WHAT YOU ARE ASKED TO DO :: Type out the material below exactly.
── LISTED ENTRIES
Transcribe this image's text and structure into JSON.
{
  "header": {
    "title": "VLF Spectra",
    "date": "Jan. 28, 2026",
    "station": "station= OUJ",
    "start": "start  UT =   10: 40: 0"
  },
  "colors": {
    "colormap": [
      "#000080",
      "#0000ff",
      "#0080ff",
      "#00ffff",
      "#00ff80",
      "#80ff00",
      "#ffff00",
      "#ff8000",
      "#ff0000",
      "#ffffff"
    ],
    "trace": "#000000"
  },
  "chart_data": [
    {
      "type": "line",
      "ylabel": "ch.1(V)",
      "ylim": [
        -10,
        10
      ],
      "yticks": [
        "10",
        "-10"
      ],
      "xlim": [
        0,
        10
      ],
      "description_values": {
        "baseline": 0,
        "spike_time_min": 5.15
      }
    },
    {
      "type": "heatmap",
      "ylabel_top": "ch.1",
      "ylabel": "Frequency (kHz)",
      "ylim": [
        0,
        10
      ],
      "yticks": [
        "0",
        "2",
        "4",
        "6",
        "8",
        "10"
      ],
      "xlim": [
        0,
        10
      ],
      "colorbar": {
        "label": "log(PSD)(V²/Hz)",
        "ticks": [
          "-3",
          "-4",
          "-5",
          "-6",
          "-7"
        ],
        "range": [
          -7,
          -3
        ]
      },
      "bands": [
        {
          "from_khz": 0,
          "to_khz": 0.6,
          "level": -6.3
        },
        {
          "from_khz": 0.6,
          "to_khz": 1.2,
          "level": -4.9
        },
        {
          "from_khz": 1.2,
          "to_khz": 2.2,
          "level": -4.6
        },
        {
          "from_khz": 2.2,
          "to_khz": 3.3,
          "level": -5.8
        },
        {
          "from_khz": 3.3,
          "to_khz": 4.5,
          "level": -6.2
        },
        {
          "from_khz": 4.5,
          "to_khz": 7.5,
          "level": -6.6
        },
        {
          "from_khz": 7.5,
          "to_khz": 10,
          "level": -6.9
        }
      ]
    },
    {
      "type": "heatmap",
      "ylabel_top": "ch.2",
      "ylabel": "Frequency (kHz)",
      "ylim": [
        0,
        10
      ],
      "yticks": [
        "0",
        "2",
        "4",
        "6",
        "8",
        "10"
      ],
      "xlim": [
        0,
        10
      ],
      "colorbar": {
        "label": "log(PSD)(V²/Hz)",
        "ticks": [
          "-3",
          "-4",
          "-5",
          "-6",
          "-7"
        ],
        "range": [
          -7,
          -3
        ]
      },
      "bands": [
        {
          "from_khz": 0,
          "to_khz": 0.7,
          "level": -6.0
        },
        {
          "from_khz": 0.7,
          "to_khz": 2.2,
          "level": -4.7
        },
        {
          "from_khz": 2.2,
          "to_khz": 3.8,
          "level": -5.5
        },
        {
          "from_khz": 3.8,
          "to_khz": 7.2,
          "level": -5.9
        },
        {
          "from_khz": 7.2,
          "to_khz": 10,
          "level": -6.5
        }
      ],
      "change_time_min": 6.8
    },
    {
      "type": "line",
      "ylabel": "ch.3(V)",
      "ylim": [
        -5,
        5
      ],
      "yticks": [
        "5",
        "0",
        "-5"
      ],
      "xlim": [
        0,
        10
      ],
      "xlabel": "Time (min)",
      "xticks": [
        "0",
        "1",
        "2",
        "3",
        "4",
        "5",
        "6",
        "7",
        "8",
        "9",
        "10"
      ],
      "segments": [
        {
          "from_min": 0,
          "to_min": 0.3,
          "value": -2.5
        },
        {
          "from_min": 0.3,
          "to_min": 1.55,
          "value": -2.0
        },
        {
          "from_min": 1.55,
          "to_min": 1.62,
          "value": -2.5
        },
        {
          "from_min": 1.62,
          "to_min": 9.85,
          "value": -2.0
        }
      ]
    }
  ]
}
────
ANSWER TO THIS EXERCISE ::
Transcribe this image's text and structure into JSON.
{
  "header": {
    "title": "VLF Spectra",
    "date": "Jan. 28, 2026",
    "station": "station= OUJ",
    "start": "start  UT =   10: 40: 0"
  },
  "colors": {
    "colormap": [
      "#000080",
      "#0000ff",
      "#0080ff",
      "#00ffff",
      "#00ff80",
      "#80ff00",
      "#ffff00",
      "#ff8000",
      "#ff0000",
      "#ffffff"
    ],
    "trace": "#000000"
  },
  "chart_data": [
    {
      "type": "line",
      "ylabel": "ch.1(V)",
      "ylim": [
        -10,
        10
      ],
      "yticks": [
        "10",
        "-10"
      ],
      "xlim": [
        0,
        10
      ],
      "description_values": {
        "baseline": 0,
        "spike_time_min": 5.15
      }
    },
    {
      "type": "heatmap",
      "ylabel_top": "ch.1",
      "ylabel": "Frequency (kHz)",
      "ylim": [
        0,
        10
      ],
      "yticks": [
        "0",
        "2",
        "4",
        "6",
        "8",
        "10"
      ],
      "xlim": [
        0,
        10
      ],
      "colorbar": {
        "label": "log(PSD)(V²/Hz)",
        "ticks": [
          "-3",
          "-4",
          "-5",
          "-6",
          "-7"
        ],
        "range": [
          -7,
          -3
        ]
      },
      "bands": [
        {
          "from_khz": 0,
          "to_khz": 0.6,
          "level": -6.3
        },
        {
          "from_khz": 0.6,
          "to_khz": 1.2,
          "level": -4.9
        },
        {
          "from_khz": 1.2,
          "to_khz": 2.2,
          "level": -4.6
        },
        {
          "from_khz": 2.2,
          "to_khz": 3.3,
          "level": -5.8
        },
        {
          "from_khz": 3.3,
          "to_khz": 4.5,
          "level": -6.2
        },
        {
          "from_khz": 4.5,
          "to_khz": 7.5,
          "level": -6.6
        },
        {
          "from_khz": 7.5,
          "to_khz": 10,
          "level": -6.9
        }
      ]
    },
    {
      "type": "heatmap",
      "ylabel_top": "ch.2",
      "ylabel": "Frequency (kHz)",
      "ylim": [
        0,
        10
      ],
      "yticks": [
        "0",
        "2",
        "4",
        "6",
        "8",
        "10"
      ],
      "xlim": [
        0,
        10
      ],
      "colorbar": {
        "label": "log(PSD)(V²/Hz)",
        "ticks": [
          "-3",
          "-4",
          "-5",
          "-6",
          "-7"
        ],
        "range": [
          -7,
          -3
        ]
      },
      "bands": [
        {
          "from_khz": 0,
          "to_khz": 0.7,
          "level": -6.0
        },
        {
          "from_khz": 0.7,
          "to_khz": 2.2,
          "level": -4.7
        },
        {
          "from_khz": 2.2,
          "to_khz": 3.8,
          "level": -5.5
        },
        {
          "from_khz": 3.8,
          "to_khz": 7.2,
          "level": -5.9
        },
        {
          "from_khz": 7.2,
          "to_khz": 10,
          "level": -6.5
        }
      ],
      "change_time_min": 6.8
    },
    {
      "type": "line",
      "ylabel": "ch.3(V)",
      "ylim": [
        -5,
        5
      ],
      "yticks": [
        "5",
        "0",
        "-5"
      ],
      "xlim": [
        0,
        10
      ],
      "xlabel": "Time (min)",
      "xticks": [
        "0",
        "1",
        "2",
        "3",
        "4",
        "5",
        "6",
        "7",
        "8",
        "9",
        "10"
      ],
      "segments": [
        {
          "from_min": 0,
          "to_min": 0.3,
          "value": -2.5
        },
        {
          "from_min": 0.3,
          "to_min": 1.55,
          "value": -2.0
        },
        {
          "from_min": 1.55,
          "to_min": 1.62,
          "value": -2.5
        },
        {
          "from_min": 1.62,
          "to_min": 9.85,
          "value": -2.0
        }
      ]
    }
  ]
}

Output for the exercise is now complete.